= Data for processing =
-- START --

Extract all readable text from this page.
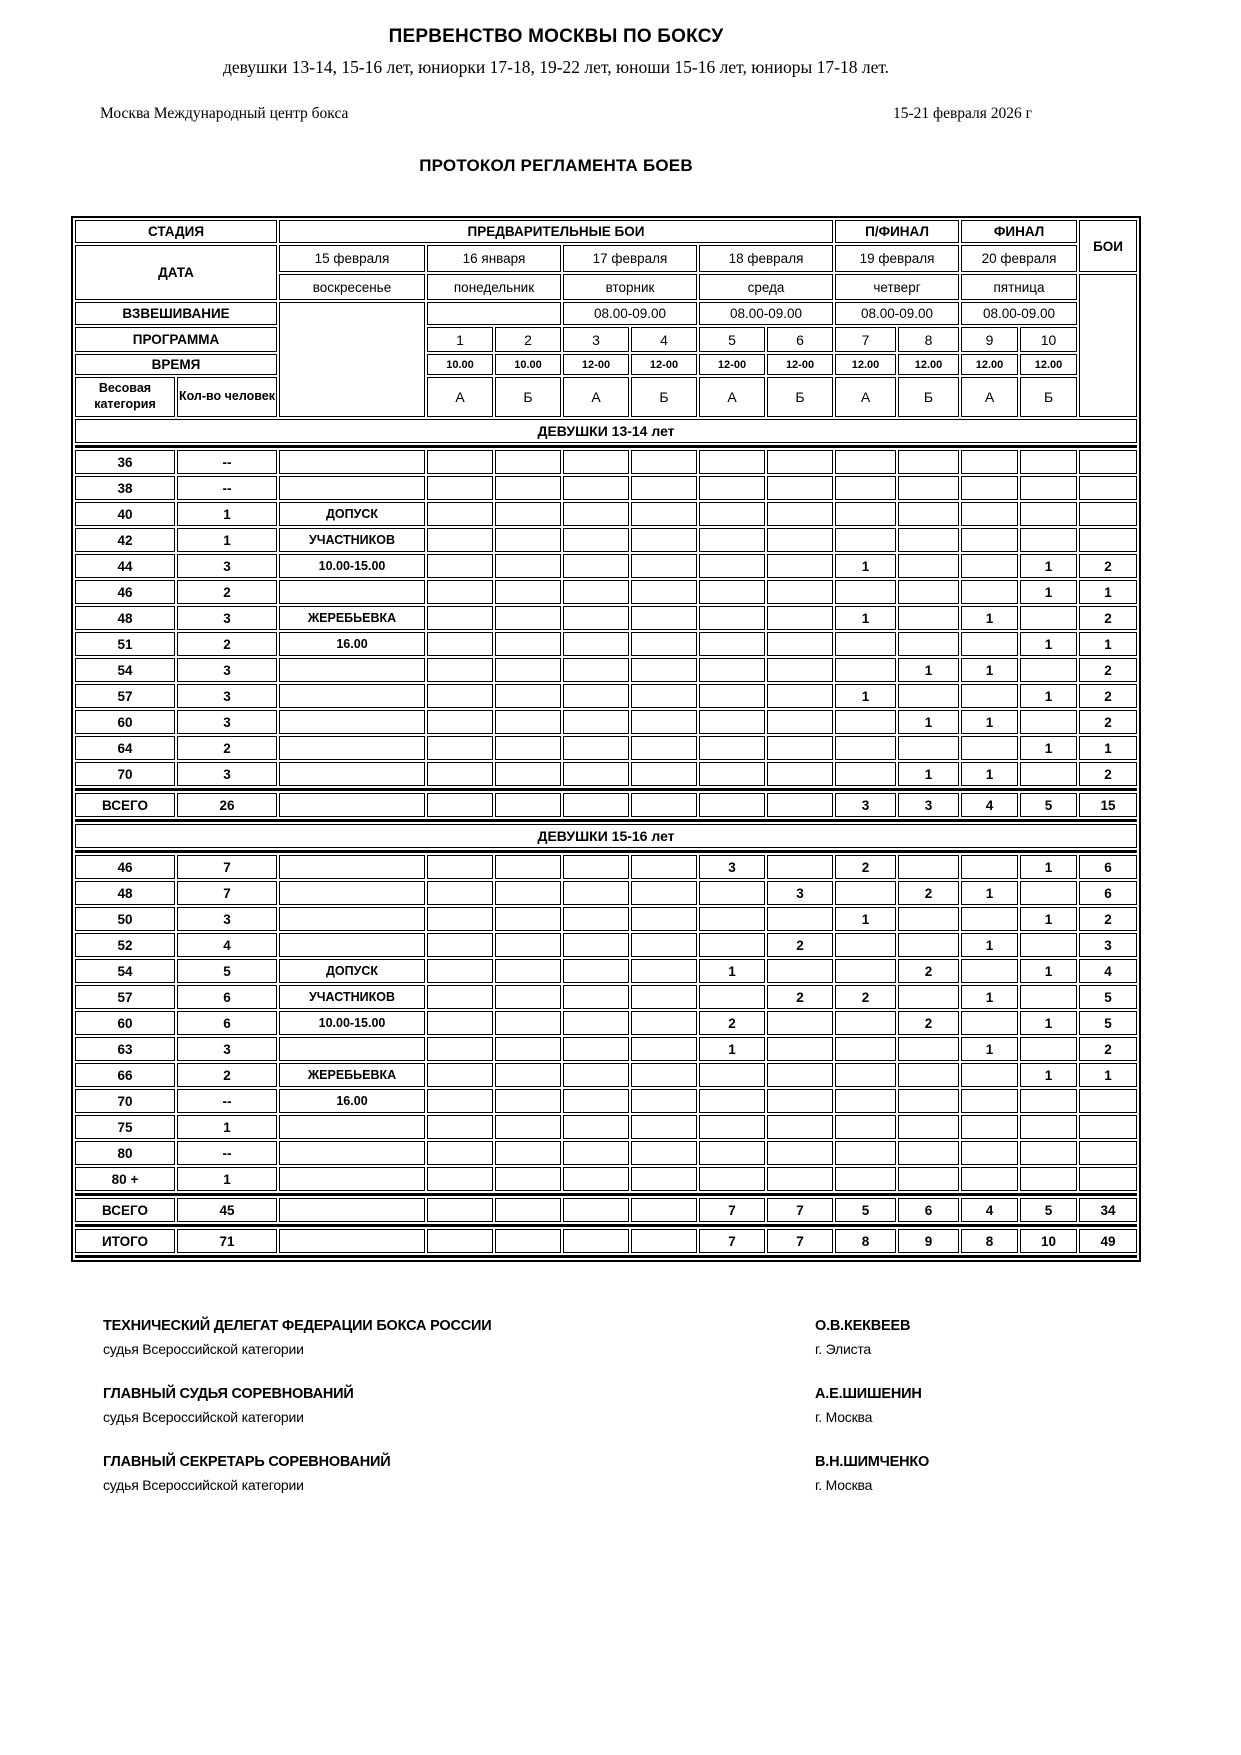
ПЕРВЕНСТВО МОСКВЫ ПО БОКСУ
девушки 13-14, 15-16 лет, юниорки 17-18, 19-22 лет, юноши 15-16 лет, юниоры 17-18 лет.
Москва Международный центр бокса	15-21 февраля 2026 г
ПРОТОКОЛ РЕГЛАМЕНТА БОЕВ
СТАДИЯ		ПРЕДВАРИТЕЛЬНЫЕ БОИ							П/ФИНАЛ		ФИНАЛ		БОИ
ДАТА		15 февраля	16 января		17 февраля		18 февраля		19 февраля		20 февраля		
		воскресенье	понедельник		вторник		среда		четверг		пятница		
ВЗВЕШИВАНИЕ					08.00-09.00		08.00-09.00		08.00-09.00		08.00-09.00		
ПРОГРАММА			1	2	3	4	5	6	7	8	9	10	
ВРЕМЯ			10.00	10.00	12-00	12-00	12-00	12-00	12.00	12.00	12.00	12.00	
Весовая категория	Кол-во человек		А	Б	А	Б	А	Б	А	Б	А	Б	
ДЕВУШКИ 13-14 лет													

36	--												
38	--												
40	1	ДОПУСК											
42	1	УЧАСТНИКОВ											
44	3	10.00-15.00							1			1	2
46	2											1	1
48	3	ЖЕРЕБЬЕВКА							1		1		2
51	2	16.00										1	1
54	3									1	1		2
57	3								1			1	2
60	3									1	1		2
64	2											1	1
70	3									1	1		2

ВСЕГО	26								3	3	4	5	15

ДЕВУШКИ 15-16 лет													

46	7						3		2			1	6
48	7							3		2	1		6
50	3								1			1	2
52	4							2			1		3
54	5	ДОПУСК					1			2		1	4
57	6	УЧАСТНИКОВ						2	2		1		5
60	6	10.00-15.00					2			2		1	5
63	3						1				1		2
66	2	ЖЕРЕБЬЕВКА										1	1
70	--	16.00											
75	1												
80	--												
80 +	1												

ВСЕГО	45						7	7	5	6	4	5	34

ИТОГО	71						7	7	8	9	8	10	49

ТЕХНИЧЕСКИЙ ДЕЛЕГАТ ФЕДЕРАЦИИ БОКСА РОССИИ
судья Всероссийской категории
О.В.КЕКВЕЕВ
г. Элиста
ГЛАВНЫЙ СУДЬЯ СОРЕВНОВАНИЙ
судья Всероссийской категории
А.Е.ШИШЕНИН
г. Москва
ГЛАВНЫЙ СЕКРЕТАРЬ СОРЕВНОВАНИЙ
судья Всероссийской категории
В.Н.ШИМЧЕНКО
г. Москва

-- END --

= Short exercise =
Work out how many lines in the records above hold the string "ЖЕРЕБЬЕВКА", then give only that count.

= Solved exercise =
2